- Extracted data:
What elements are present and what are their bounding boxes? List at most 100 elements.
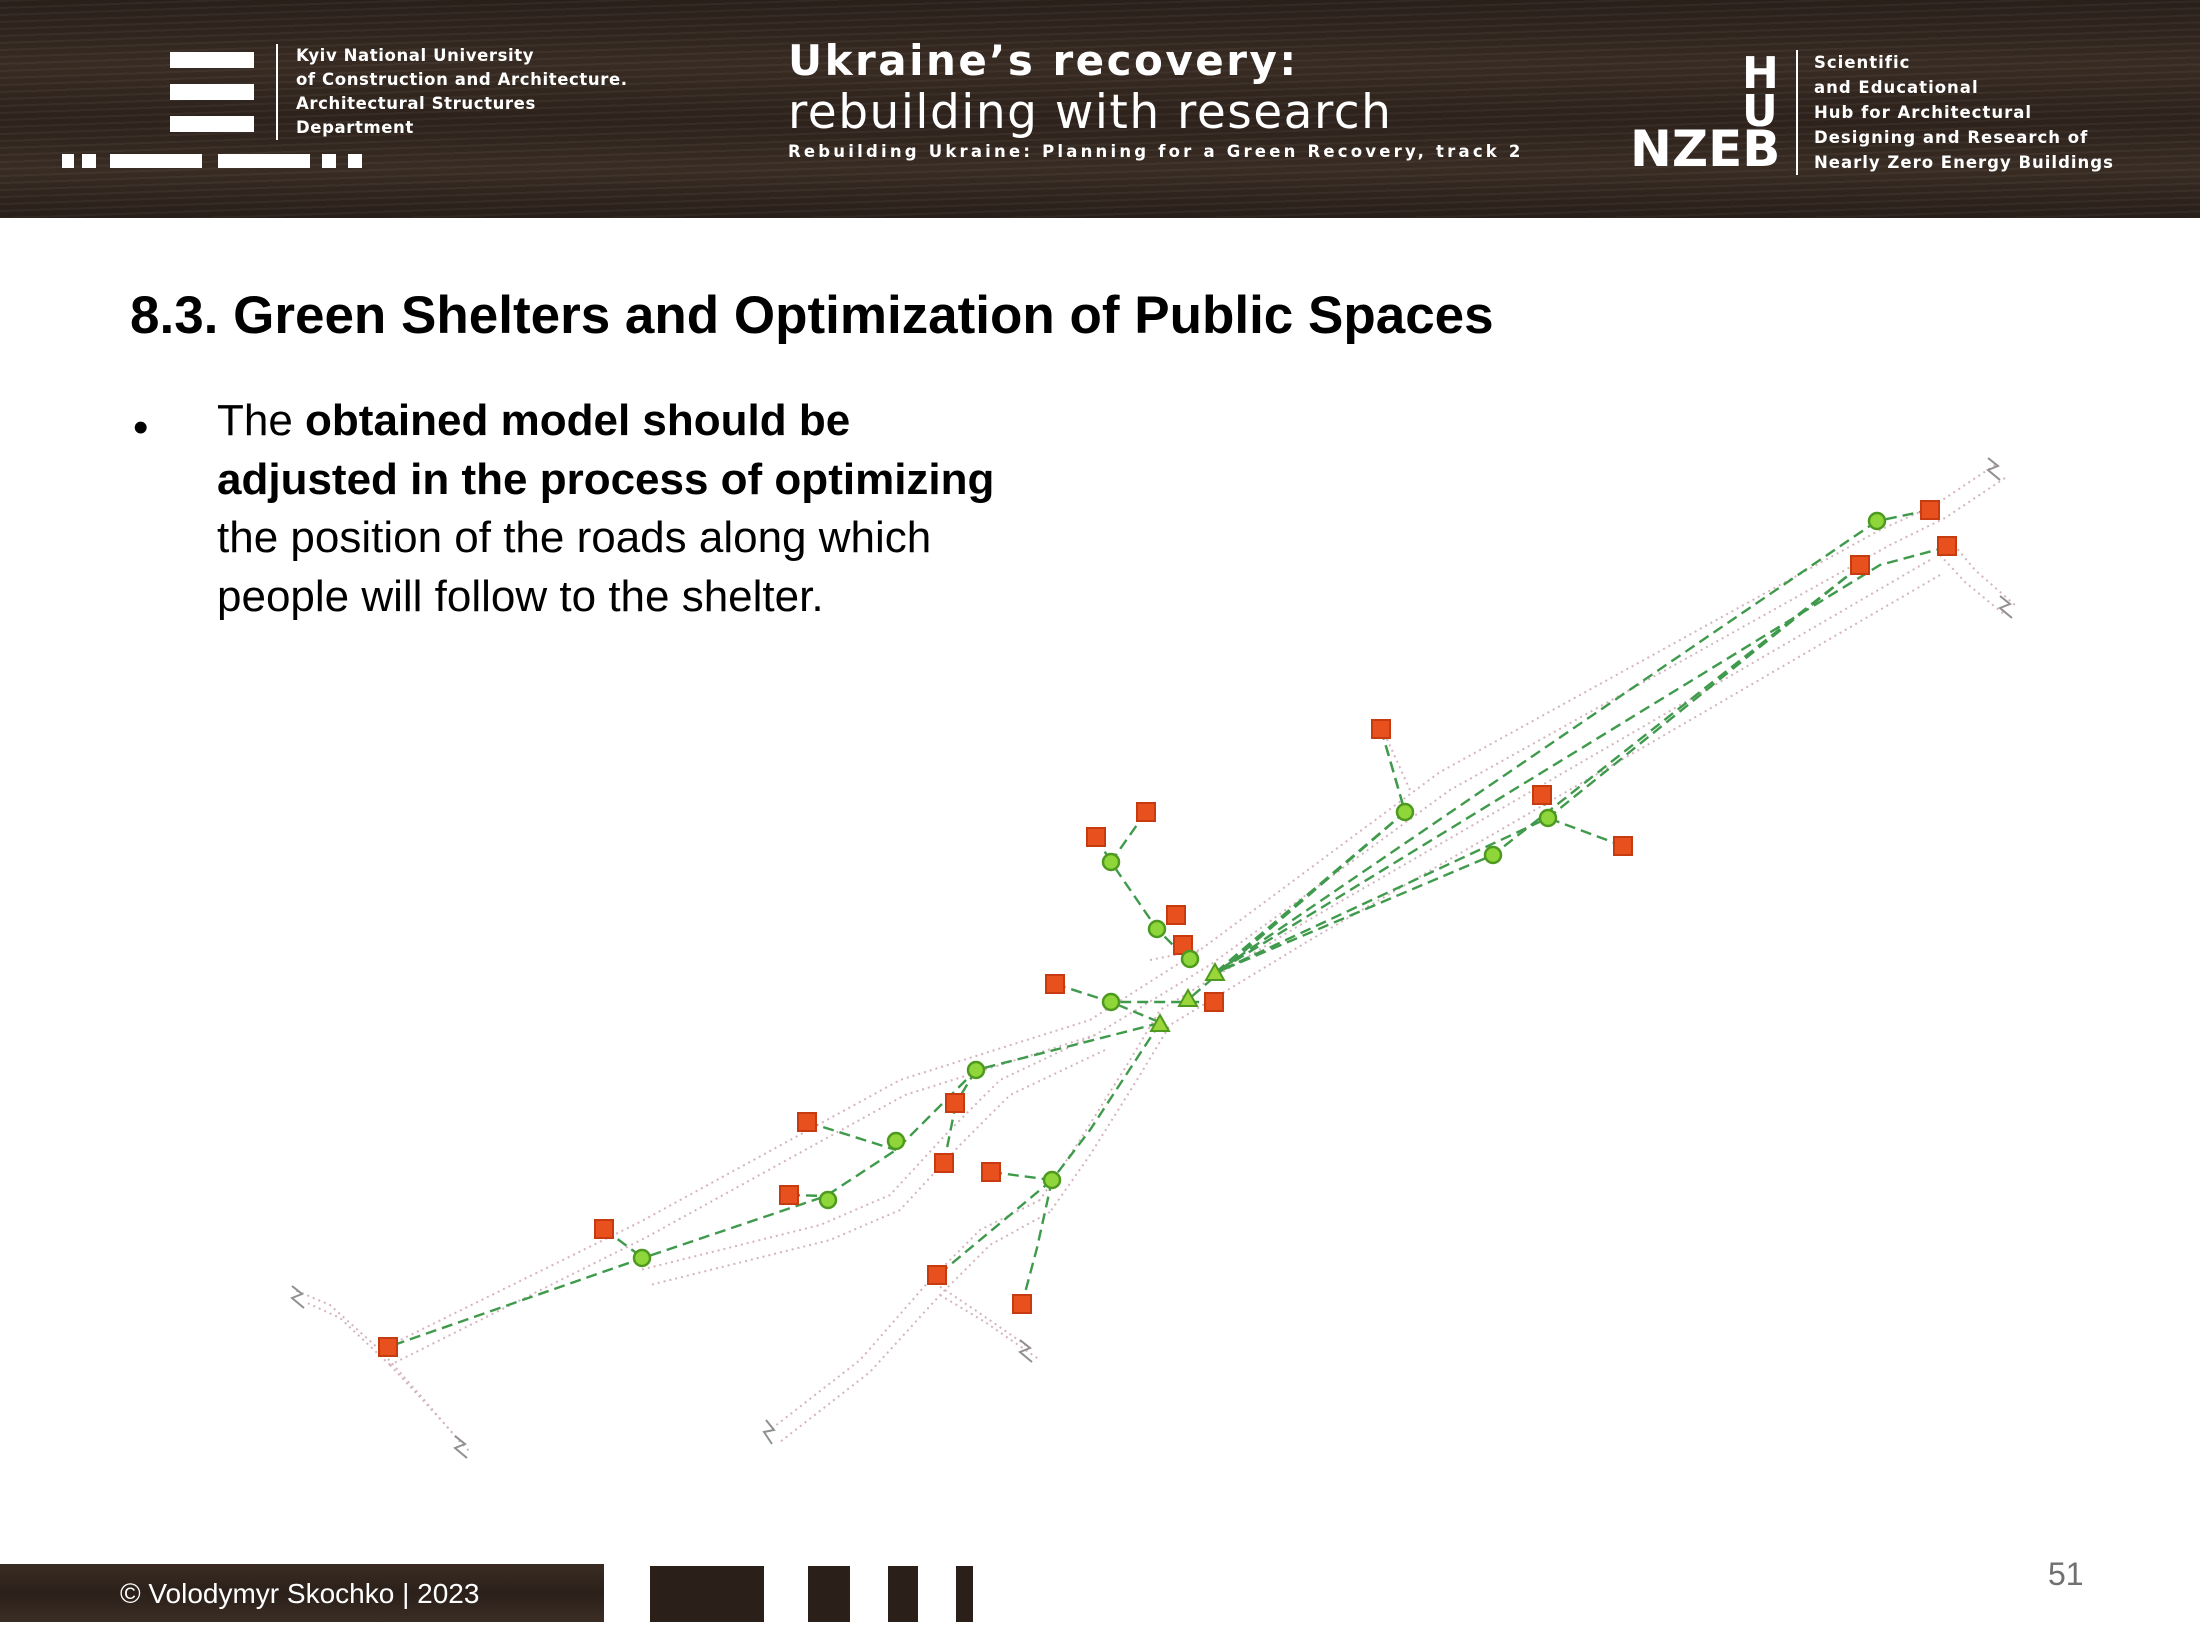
road-edge: [379, 464, 1996, 1351]
hub-line: and Educational: [1814, 78, 1979, 97]
road-edge: [389, 477, 2006, 1366]
road-end-icon: [1986, 457, 2001, 481]
road-edge: [389, 1364, 471, 1453]
banner-title: Ukraine’s recovery: rebuilding with rese…: [788, 36, 1524, 161]
building-marker: [1045, 974, 1065, 994]
bullet-text: The obtained model should be adjusted in…: [217, 392, 1037, 626]
network-nodes: [632, 511, 1887, 1268]
header-banner: Kyiv National University of Construction…: [0, 0, 2200, 218]
building-marker: [934, 1153, 954, 1173]
hub-line: Designing and Research of: [1814, 128, 2089, 147]
road-end-icon: [453, 1435, 468, 1459]
node-marker: [886, 1131, 906, 1151]
slide-title: 8.3. Green Shelters and Optimization of …: [130, 286, 1494, 345]
route-edge: [1189, 728, 1407, 999]
building-marker: [594, 1219, 614, 1239]
route-edge: [387, 1021, 1161, 1349]
route-edge: [1051, 1022, 1162, 1181]
route-edge: [1020, 1179, 1054, 1305]
hub-line: Hub for Architectural: [1814, 103, 2033, 122]
building-marker: [1136, 802, 1156, 822]
building-marker: [1613, 836, 1633, 856]
footer-decoration: [956, 1566, 973, 1622]
buildings: [378, 500, 1957, 1357]
page-number: 51: [2048, 1556, 2084, 1592]
university-name: Kyiv National University of Construction…: [276, 44, 628, 140]
bullet-text-bold: obtained model should be adjusted in the…: [217, 396, 995, 504]
building-marker: [945, 1093, 965, 1113]
road-network: [294, 464, 2016, 1453]
building-marker: [1920, 500, 1940, 520]
building-marker: [378, 1337, 398, 1357]
road-end-markers: [290, 457, 2013, 1459]
node-marker: [818, 1190, 838, 1210]
hub-nzeb-logo: H U NZEB: [1630, 48, 1790, 178]
building-marker: [1532, 785, 1552, 805]
building-marker: [779, 1185, 799, 1205]
banner-title-line1: Ukraine’s recovery:: [788, 36, 1299, 85]
node-marker: [1395, 802, 1415, 822]
road-edge: [769, 1199, 1041, 1431]
route-edge: [1214, 728, 1407, 974]
bullet-text-normal: The: [217, 396, 306, 445]
building-marker: [981, 1162, 1001, 1182]
road-end-icon: [290, 1285, 305, 1309]
road-edge: [1049, 574, 1941, 1213]
footer-decoration: [888, 1566, 918, 1622]
road-edge: [1949, 539, 2016, 606]
university-line: of Construction and Architecture.: [296, 70, 628, 89]
hub-letter-h: H: [1742, 48, 1779, 99]
hub-description: Scientific and Educational Hub for Archi…: [1796, 50, 2114, 175]
building-marker: [1371, 719, 1391, 739]
route-edge: [1214, 545, 1948, 975]
road-edge: [304, 1301, 391, 1366]
node-marker: [1101, 852, 1121, 872]
bullet-text-normal: the position of the roads along which pe…: [217, 513, 932, 621]
hub-letters-nzeb: NZEB: [1630, 120, 1781, 178]
banner-title-line2: rebuilding with research: [788, 85, 1393, 140]
building-marker: [1086, 827, 1106, 847]
building-marker: [1937, 536, 1957, 556]
building-marker: [1850, 555, 1870, 575]
building-marker: [1166, 905, 1186, 925]
node-marker: [1867, 511, 1887, 531]
road-edge: [1039, 559, 1931, 1201]
road-edge: [929, 1279, 1031, 1349]
building-marker: [1012, 1294, 1032, 1314]
node-marker: [1483, 845, 1503, 865]
building-marker: [1204, 992, 1224, 1012]
bullet-marker: •: [133, 403, 149, 452]
node-marker: [1147, 919, 1167, 939]
hub-letter-u: U: [1742, 86, 1778, 137]
node-marker: [1538, 808, 1558, 828]
banner-subtitle: Rebuilding Ukraine: Planning for a Green…: [788, 142, 1524, 161]
route-edge: [806, 1120, 897, 1152]
evacuation-routes: [387, 508, 1948, 1349]
route-edge: [937, 1179, 1053, 1276]
road-edge: [1939, 554, 2006, 616]
route-edge: [1214, 520, 1878, 974]
route-edge: [1547, 816, 1624, 848]
hub-line: Scientific: [1814, 53, 1911, 72]
road-end-icon: [762, 1419, 776, 1445]
road-end-icon: [1018, 1339, 1033, 1363]
node-marker: [1180, 949, 1200, 969]
node-marker: [1042, 1170, 1062, 1190]
university-line: Department: [296, 118, 414, 137]
building-marker: [927, 1265, 947, 1285]
shelter-marker: [1177, 987, 1199, 1007]
footer-decoration: [650, 1566, 764, 1622]
university-line: Architectural Structures: [296, 94, 536, 113]
node-marker: [632, 1248, 652, 1268]
road-end-icon: [1998, 595, 2013, 619]
university-line: Kyiv National University: [296, 46, 535, 65]
road-edge: [779, 1211, 1051, 1443]
road-edge: [379, 1349, 461, 1443]
road-edge: [294, 1289, 381, 1351]
route-edge: [990, 1170, 1053, 1182]
route-edge: [1214, 565, 1861, 975]
node-marker: [1101, 992, 1121, 1012]
node-marker: [966, 1060, 986, 1080]
route-edge: [1214, 565, 1861, 975]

- Requirements:
Reproduce all of the material above line for line, leaving out the pictures.

- Answer to the task:
What elements are present and what are their bounding boxes? List at most 100 elements.
road-edge: [379, 464, 1996, 1351]
hub-line: and Educational: [1814, 78, 1979, 97]
road-edge: [389, 477, 2006, 1366]
road-end-icon: [1986, 457, 2001, 481]
road-edge: [389, 1364, 471, 1453]
banner-title: Ukraine’s recovery: rebuilding with rese…: [788, 36, 1524, 161]
building-marker: [1045, 974, 1065, 994]
bullet-text: The obtained model should be adjusted in…: [217, 392, 1037, 626]
network-nodes: [632, 511, 1887, 1268]
header-banner: Kyiv National University of Construction…: [0, 0, 2200, 218]
building-marker: [934, 1153, 954, 1173]
hub-line: Designing and Research of: [1814, 128, 2089, 147]
road-end-icon: [453, 1435, 468, 1459]
node-marker: [886, 1131, 906, 1151]
slide-title: 8.3. Green Shelters and Optimization of …: [130, 286, 1494, 345]
route-edge: [1189, 728, 1407, 999]
building-marker: [594, 1219, 614, 1239]
route-edge: [387, 1021, 1161, 1349]
route-edge: [1051, 1022, 1162, 1181]
route-edge: [1020, 1179, 1054, 1305]
hub-line: Hub for Architectural: [1814, 103, 2033, 122]
building-marker: [1136, 802, 1156, 822]
building-marker: [1613, 836, 1633, 856]
footer-decoration: [956, 1566, 973, 1622]
buildings: [378, 500, 1957, 1357]
page-number: 51: [2048, 1556, 2084, 1592]
university-name: Kyiv National University of Construction…: [276, 44, 628, 140]
bullet-text-bold: obtained model should be adjusted in the…: [217, 396, 995, 504]
building-marker: [945, 1093, 965, 1113]
road-network: [294, 464, 2016, 1453]
building-marker: [1920, 500, 1940, 520]
building-marker: [378, 1337, 398, 1357]
road-end-markers: [290, 457, 2013, 1459]
node-marker: [818, 1190, 838, 1210]
hub-nzeb-logo: H U NZEB: [1630, 48, 1790, 178]
building-marker: [1532, 785, 1552, 805]
building-marker: [779, 1185, 799, 1205]
banner-title-line1: Ukraine’s recovery:: [788, 36, 1299, 85]
node-marker: [1395, 802, 1415, 822]
road-edge: [769, 1199, 1041, 1431]
route-edge: [1214, 728, 1407, 974]
bullet-text-normal: The: [217, 396, 306, 445]
building-marker: [981, 1162, 1001, 1182]
road-end-icon: [290, 1285, 305, 1309]
road-edge: [1049, 574, 1941, 1213]
footer-decoration: [888, 1566, 918, 1622]
road-edge: [1949, 539, 2016, 606]
university-line: of Construction and Architecture.: [296, 70, 628, 89]
hub-letter-h: H: [1742, 48, 1779, 99]
hub-description: Scientific and Educational Hub for Archi…: [1796, 50, 2114, 175]
building-marker: [1371, 719, 1391, 739]
route-edge: [1214, 545, 1948, 975]
road-edge: [304, 1301, 391, 1366]
node-marker: [1101, 852, 1121, 872]
bullet-text-normal: the position of the roads along which pe…: [217, 513, 932, 621]
hub-letters-nzeb: NZEB: [1630, 120, 1781, 178]
banner-title-line2: rebuilding with research: [788, 85, 1393, 140]
building-marker: [1086, 827, 1106, 847]
building-marker: [1937, 536, 1957, 556]
building-marker: [1850, 555, 1870, 575]
building-marker: [1166, 905, 1186, 925]
node-marker: [1867, 511, 1887, 531]
road-edge: [1039, 559, 1931, 1201]
road-edge: [929, 1279, 1031, 1349]
building-marker: [1012, 1294, 1032, 1314]
node-marker: [1483, 845, 1503, 865]
building-marker: [1204, 992, 1224, 1012]
bullet-marker: •: [133, 403, 149, 452]
node-marker: [1147, 919, 1167, 939]
hub-letter-u: U: [1742, 86, 1778, 137]
node-marker: [1538, 808, 1558, 828]
banner-subtitle: Rebuilding Ukraine: Planning for a Green…: [788, 142, 1524, 161]
route-edge: [806, 1120, 897, 1152]
evacuation-routes: [387, 508, 1948, 1349]
route-edge: [937, 1179, 1053, 1276]
road-edge: [1939, 554, 2006, 616]
route-edge: [1214, 520, 1878, 974]
route-edge: [1547, 816, 1624, 848]
hub-line: Scientific: [1814, 53, 1911, 72]
road-end-icon: [762, 1419, 776, 1445]
road-end-icon: [1018, 1339, 1033, 1363]
node-marker: [1180, 949, 1200, 969]
node-marker: [1042, 1170, 1062, 1190]
university-line: Department: [296, 118, 414, 137]
building-marker: [927, 1265, 947, 1285]
shelter-marker: [1177, 987, 1199, 1007]
footer-decoration: [650, 1566, 764, 1622]
university-line: Architectural Structures: [296, 94, 536, 113]
node-marker: [632, 1248, 652, 1268]
road-end-icon: [1998, 595, 2013, 619]
university-line: Kyiv National University: [296, 46, 535, 65]
road-edge: [779, 1211, 1051, 1443]
road-edge: [379, 1349, 461, 1443]
road-edge: [294, 1289, 381, 1351]
route-edge: [990, 1170, 1053, 1182]
route-edge: [1214, 565, 1861, 975]
node-marker: [1101, 992, 1121, 1012]
node-marker: [966, 1060, 986, 1080]
route-edge: [1214, 565, 1861, 975]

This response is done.